*Instructions to follow*
List each line of the data that holds the string "especially", please.

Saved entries
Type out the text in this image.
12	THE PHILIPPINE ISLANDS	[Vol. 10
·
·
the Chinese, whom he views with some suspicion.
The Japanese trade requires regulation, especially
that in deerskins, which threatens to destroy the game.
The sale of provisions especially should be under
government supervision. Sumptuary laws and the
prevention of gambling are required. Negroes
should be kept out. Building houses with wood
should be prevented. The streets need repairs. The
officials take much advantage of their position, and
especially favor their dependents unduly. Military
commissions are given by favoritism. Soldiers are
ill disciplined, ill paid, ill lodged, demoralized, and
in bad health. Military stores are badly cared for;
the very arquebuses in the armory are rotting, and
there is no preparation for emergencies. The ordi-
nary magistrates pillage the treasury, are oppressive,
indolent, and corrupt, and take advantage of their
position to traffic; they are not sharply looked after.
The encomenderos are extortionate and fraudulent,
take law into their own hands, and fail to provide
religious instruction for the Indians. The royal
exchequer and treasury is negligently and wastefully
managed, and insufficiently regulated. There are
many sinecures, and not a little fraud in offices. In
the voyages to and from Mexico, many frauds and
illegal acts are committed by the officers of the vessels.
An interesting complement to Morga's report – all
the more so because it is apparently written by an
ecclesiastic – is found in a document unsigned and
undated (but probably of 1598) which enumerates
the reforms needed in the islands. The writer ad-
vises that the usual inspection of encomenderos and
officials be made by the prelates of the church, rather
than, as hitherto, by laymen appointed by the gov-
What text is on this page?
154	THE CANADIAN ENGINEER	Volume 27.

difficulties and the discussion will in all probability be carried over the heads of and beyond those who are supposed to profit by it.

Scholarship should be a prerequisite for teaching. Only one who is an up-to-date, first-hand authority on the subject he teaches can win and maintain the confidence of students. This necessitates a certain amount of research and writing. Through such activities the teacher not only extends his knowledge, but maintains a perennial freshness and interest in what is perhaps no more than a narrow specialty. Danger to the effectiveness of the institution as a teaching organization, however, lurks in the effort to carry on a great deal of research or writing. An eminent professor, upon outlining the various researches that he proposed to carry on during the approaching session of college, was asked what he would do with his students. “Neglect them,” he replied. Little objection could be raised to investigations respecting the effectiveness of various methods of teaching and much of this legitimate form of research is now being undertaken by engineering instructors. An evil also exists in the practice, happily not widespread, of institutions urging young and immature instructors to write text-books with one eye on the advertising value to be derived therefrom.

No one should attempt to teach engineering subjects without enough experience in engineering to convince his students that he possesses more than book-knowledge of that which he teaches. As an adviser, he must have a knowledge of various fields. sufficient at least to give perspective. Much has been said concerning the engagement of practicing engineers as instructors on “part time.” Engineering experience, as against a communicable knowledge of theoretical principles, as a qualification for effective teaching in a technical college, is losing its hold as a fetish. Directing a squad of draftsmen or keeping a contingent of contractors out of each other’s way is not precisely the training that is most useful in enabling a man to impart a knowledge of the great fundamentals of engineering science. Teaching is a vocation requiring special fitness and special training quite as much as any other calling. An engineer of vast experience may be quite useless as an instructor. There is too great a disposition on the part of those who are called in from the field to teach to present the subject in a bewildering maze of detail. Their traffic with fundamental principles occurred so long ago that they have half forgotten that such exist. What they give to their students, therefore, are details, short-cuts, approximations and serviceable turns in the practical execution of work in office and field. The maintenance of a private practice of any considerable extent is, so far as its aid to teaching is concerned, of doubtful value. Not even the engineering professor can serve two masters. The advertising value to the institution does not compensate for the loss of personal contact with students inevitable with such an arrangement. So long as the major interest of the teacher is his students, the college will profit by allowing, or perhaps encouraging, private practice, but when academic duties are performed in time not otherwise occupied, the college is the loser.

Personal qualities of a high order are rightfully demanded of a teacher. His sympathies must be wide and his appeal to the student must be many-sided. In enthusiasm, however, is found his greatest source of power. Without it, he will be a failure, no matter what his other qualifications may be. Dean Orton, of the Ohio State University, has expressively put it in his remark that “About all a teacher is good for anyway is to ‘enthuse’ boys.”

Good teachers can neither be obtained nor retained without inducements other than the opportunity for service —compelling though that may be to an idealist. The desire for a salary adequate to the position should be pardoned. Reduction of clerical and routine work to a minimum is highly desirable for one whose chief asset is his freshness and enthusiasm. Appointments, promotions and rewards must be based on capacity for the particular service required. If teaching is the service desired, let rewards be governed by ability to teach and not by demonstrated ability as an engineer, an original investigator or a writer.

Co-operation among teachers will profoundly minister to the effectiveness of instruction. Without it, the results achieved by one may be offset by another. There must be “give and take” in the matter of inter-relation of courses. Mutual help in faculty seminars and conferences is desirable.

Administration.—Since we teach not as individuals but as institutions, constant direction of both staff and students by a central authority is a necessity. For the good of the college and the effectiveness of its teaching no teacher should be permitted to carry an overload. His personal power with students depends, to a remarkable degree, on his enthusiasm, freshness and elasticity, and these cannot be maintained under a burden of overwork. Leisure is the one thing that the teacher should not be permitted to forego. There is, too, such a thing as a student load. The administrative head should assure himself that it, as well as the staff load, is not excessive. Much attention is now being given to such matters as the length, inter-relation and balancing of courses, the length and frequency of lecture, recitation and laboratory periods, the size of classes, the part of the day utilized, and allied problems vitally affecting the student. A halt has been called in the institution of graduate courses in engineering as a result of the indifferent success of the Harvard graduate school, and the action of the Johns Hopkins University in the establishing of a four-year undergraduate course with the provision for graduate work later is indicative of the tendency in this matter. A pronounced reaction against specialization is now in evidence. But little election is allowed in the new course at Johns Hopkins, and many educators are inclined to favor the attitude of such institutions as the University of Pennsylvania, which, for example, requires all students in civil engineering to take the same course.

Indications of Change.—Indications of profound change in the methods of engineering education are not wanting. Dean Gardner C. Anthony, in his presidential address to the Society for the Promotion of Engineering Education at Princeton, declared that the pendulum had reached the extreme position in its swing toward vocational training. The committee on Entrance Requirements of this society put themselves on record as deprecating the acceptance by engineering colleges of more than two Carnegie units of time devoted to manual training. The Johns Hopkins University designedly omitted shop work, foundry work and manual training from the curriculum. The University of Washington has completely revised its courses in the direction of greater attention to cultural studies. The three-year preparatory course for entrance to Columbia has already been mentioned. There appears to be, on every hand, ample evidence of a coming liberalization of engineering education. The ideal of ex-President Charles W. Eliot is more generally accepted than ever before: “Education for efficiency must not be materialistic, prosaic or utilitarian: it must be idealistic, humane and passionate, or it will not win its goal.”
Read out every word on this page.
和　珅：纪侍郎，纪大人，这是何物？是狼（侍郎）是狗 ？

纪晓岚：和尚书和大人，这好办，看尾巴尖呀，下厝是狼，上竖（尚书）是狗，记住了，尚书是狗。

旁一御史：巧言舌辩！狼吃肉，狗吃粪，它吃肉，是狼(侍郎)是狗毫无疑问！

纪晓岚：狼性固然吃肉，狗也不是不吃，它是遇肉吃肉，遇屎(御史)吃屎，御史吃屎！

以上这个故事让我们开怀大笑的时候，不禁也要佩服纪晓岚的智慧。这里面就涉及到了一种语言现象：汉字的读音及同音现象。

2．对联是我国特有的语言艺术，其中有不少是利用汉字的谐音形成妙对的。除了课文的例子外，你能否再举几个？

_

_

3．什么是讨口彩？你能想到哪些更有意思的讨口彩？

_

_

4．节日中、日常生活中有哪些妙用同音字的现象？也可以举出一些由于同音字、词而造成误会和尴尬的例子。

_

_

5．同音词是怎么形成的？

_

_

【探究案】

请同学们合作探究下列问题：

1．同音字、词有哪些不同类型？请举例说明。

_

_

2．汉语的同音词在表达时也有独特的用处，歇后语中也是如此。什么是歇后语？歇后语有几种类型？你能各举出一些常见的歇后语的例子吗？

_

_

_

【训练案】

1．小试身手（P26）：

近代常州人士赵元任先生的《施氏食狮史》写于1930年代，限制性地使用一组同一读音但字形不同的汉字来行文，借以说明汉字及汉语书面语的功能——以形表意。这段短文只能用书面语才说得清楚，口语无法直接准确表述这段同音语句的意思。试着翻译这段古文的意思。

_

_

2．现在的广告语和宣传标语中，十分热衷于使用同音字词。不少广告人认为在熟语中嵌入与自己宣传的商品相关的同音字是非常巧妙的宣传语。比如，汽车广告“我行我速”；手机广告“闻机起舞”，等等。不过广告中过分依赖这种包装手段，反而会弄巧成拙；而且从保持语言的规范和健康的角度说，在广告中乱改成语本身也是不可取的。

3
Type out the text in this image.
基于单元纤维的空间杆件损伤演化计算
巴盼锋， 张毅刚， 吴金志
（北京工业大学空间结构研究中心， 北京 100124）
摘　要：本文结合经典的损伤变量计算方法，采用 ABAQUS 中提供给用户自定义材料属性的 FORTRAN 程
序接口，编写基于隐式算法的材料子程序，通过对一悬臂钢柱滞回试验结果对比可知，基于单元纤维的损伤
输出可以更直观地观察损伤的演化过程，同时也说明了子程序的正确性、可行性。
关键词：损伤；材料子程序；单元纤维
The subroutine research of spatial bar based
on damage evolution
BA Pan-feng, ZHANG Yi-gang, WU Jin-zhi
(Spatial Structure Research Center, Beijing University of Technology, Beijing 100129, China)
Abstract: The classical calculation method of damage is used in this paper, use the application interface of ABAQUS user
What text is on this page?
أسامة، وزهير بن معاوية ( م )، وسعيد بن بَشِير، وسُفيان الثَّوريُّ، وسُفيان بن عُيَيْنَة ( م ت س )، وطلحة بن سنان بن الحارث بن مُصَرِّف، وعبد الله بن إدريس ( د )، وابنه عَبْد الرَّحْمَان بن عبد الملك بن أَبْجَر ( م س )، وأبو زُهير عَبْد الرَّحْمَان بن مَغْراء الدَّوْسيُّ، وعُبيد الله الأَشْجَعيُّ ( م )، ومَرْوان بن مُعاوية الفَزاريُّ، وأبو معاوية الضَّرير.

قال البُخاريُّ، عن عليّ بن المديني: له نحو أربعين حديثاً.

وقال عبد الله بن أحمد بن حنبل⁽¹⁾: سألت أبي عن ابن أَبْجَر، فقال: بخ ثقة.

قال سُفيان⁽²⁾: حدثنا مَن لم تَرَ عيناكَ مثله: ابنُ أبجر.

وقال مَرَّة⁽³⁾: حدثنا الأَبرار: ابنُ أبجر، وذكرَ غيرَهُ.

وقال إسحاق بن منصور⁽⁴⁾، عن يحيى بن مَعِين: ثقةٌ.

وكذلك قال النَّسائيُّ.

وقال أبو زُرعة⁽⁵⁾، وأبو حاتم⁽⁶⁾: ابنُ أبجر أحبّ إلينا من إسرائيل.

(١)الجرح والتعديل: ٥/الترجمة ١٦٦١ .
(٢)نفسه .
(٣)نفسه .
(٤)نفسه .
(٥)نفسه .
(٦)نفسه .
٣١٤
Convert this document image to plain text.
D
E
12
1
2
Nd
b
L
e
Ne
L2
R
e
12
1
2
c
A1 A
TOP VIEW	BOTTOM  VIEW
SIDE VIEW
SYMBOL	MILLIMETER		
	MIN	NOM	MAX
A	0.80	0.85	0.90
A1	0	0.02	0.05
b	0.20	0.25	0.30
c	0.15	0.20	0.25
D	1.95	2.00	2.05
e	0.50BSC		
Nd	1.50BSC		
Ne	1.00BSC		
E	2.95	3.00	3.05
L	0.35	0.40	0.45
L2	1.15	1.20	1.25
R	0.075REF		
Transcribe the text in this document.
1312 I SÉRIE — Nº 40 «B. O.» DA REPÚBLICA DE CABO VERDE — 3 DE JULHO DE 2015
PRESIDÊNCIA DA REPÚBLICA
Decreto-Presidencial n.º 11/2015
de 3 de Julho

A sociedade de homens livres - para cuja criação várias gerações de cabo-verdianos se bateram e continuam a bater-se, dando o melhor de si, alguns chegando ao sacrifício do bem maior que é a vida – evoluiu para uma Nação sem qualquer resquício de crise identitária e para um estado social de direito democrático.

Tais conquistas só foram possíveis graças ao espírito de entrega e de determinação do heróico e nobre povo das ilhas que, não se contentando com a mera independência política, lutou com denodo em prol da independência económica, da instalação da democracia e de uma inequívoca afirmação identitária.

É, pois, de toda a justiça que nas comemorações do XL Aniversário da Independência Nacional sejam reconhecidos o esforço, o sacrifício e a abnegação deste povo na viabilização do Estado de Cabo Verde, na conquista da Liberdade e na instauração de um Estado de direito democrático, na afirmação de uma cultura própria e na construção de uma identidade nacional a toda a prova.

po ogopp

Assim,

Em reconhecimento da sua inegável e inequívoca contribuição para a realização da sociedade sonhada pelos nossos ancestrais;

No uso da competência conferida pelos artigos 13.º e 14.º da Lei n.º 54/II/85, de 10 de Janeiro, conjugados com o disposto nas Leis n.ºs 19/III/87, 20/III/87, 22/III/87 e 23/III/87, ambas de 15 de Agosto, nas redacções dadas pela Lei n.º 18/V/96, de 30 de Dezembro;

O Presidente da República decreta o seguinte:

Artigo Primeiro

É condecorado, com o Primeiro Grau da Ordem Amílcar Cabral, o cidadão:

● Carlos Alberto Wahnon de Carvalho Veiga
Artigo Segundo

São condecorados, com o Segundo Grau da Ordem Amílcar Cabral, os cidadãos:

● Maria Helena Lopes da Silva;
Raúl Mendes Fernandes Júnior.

*Full solution*
The Japanese trade requires regulation, especially
The sale of provisions especially should be under
especially favor their dependents unduly. Military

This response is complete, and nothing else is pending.